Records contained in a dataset
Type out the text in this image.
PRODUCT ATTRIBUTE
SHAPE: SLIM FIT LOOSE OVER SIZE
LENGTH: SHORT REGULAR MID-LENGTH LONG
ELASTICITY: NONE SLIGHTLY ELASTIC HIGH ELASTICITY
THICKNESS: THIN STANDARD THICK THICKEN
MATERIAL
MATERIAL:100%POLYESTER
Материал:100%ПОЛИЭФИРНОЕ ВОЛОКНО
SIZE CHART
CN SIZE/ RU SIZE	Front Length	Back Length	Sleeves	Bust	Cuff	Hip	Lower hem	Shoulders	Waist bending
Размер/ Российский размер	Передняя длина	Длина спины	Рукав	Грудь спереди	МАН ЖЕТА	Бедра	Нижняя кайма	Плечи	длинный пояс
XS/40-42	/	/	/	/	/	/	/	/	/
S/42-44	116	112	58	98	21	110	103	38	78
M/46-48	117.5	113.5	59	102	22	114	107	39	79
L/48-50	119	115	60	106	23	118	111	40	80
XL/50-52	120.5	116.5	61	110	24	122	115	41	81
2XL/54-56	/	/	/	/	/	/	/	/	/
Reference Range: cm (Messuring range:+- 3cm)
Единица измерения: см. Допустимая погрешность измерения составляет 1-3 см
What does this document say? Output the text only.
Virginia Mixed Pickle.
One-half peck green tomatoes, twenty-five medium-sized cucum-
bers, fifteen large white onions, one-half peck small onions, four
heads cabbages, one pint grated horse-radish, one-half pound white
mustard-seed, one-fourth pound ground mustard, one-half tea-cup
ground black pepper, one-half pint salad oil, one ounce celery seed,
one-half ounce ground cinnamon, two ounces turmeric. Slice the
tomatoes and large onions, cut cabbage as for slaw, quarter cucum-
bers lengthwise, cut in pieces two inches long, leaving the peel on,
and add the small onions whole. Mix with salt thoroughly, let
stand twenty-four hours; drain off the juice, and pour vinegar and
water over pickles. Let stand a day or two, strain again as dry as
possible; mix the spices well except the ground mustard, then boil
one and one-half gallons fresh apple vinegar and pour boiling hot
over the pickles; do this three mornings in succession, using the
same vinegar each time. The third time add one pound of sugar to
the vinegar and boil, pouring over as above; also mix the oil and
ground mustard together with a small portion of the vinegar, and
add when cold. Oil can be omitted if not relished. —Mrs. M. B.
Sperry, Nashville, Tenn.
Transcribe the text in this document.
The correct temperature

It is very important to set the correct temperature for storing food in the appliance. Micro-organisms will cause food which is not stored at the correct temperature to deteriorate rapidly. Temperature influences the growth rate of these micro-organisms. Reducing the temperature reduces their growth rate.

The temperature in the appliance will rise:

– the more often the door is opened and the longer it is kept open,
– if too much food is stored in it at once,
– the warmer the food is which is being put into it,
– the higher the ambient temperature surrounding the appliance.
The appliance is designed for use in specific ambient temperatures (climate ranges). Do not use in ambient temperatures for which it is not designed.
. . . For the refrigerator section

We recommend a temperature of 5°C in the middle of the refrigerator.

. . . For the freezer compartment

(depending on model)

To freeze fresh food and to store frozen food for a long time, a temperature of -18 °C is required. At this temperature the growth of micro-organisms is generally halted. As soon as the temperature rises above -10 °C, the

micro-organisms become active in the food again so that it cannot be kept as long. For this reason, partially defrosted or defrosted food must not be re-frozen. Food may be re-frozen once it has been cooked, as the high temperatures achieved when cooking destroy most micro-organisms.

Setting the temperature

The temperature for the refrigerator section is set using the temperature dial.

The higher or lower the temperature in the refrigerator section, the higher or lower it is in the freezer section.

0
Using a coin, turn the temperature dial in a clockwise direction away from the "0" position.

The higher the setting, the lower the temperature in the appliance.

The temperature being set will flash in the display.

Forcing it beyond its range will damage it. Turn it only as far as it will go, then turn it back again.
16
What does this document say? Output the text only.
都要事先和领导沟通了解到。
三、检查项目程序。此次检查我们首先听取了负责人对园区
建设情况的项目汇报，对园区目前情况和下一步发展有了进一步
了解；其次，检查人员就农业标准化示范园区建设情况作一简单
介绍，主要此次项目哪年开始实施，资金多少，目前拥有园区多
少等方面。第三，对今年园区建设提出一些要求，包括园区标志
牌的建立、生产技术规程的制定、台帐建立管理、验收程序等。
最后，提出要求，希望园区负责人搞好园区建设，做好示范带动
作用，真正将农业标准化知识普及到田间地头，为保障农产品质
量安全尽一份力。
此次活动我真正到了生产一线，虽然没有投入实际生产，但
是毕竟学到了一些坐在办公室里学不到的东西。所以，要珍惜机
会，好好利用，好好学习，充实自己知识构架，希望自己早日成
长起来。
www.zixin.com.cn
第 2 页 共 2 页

**Instructions to follow:**
Transcribe the full listing above without leaving anything out.

**Completed task:**
Type out the text in this image.
PRODUCT ATTRIBUTE
SHAPE: SLIM FIT LOOSE OVER SIZE
LENGTH: SHORT REGULAR MID-LENGTH LONG
ELASTICITY: NONE SLIGHTLY ELASTIC HIGH ELASTICITY
THICKNESS: THIN STANDARD THICK THICKEN
MATERIAL
MATERIAL:100%POLYESTER
Материал:100%ПОЛИЭФИРНОЕ ВОЛОКНО
SIZE CHART
CN SIZE/ RU SIZE	Front Length	Back Length	Sleeves	Bust	Cuff	Hip	Lower hem	Shoulders	Waist bending
Размер/ Российский размер	Передняя длина	Длина спины	Рукав	Грудь спереди	МАН ЖЕТА	Бедра	Нижняя кайма	Плечи	длинный пояс
XS/40-42	/	/	/	/	/	/	/	/	/
S/42-44	116	112	58	98	21	110	103	38	78
M/46-48	117.5	113.5	59	102	22	114	107	39	79
L/48-50	119	115	60	106	23	118	111	40	80
XL/50-52	120.5	116.5	61	110	24	122	115	41	81
2XL/54-56	/	/	/	/	/	/	/	/	/
Reference Range: cm (Messuring range:+- 3cm)
Единица измерения: см. Допустимая погрешность измерения составляет 1-3 см
What does this document say? Output the text only.
Virginia Mixed Pickle.
One-half peck green tomatoes, twenty-five medium-sized cucum-
bers, fifteen large white onions, one-half peck small onions, four
heads cabbages, one pint grated horse-radish, one-half pound white
mustard-seed, one-fourth pound ground mustard, one-half tea-cup
ground black pepper, one-half pint salad oil, one ounce celery seed,
one-half ounce ground cinnamon, two ounces turmeric. Slice the
tomatoes and large onions, cut cabbage as for slaw, quarter cucum-
bers lengthwise, cut in pieces two inches long, leaving the peel on,
and add the small onions whole. Mix with salt thoroughly, let
stand twenty-four hours; drain off the juice, and pour vinegar and
water over pickles. Let stand a day or two, strain again as dry as
possible; mix the spices well except the ground mustard, then boil
one and one-half gallons fresh apple vinegar and pour boiling hot
over the pickles; do this three mornings in succession, using the
same vinegar each time. The third time add one pound of sugar to
the vinegar and boil, pouring over as above; also mix the oil and
ground mustard together with a small portion of the vinegar, and
add when cold. Oil can be omitted if not relished. —Mrs. M. B.
Sperry, Nashville, Tenn.
Transcribe the text in this document.
The correct temperature

It is very important to set the correct temperature for storing food in the appliance. Micro-organisms will cause food which is not stored at the correct temperature to deteriorate rapidly. Temperature influences the growth rate of these micro-organisms. Reducing the temperature reduces their growth rate.

The temperature in the appliance will rise:

– the more often the door is opened and the longer it is kept open,
– if too much food is stored in it at once,
– the warmer the food is which is being put into it,
– the higher the ambient temperature surrounding the appliance.
The appliance is designed for use in specific ambient temperatures (climate ranges). Do not use in ambient temperatures for which it is not designed.
. . . For the refrigerator section

We recommend a temperature of 5°C in the middle of the refrigerator.

. . . For the freezer compartment

(depending on model)

To freeze fresh food and to store frozen food for a long time, a temperature of -18 °C is required. At this temperature the growth of micro-organisms is generally halted. As soon as the temperature rises above -10 °C, the

micro-organisms become active in the food again so that it cannot be kept as long. For this reason, partially defrosted or defrosted food must not be re-frozen. Food may be re-frozen once it has been cooked, as the high temperatures achieved when cooking destroy most micro-organisms.

Setting the temperature

The temperature for the refrigerator section is set using the temperature dial.

The higher or lower the temperature in the refrigerator section, the higher or lower it is in the freezer section.

0
Using a coin, turn the temperature dial in a clockwise direction away from the "0" position.

The higher the setting, the lower the temperature in the appliance.

The temperature being set will flash in the display.

Forcing it beyond its range will damage it. Turn it only as far as it will go, then turn it back again.
16
What does this document say? Output the text only.
都要事先和领导沟通了解到。
三、检查项目程序。此次检查我们首先听取了负责人对园区
建设情况的项目汇报，对园区目前情况和下一步发展有了进一步
了解；其次，检查人员就农业标准化示范园区建设情况作一简单
介绍，主要此次项目哪年开始实施，资金多少，目前拥有园区多
少等方面。第三，对今年园区建设提出一些要求，包括园区标志
牌的建立、生产技术规程的制定、台帐建立管理、验收程序等。
最后，提出要求，希望园区负责人搞好园区建设，做好示范带动
作用，真正将农业标准化知识普及到田间地头，为保障农产品质
量安全尽一份力。
此次活动我真正到了生产一线，虽然没有投入实际生产，但
是毕竟学到了一些坐在办公室里学不到的东西。所以，要珍惜机
会，好好利用，好好学习，充实自己知识构架，希望自己早日成
长起来。
www.zixin.com.cn
第 2 页 共 2 页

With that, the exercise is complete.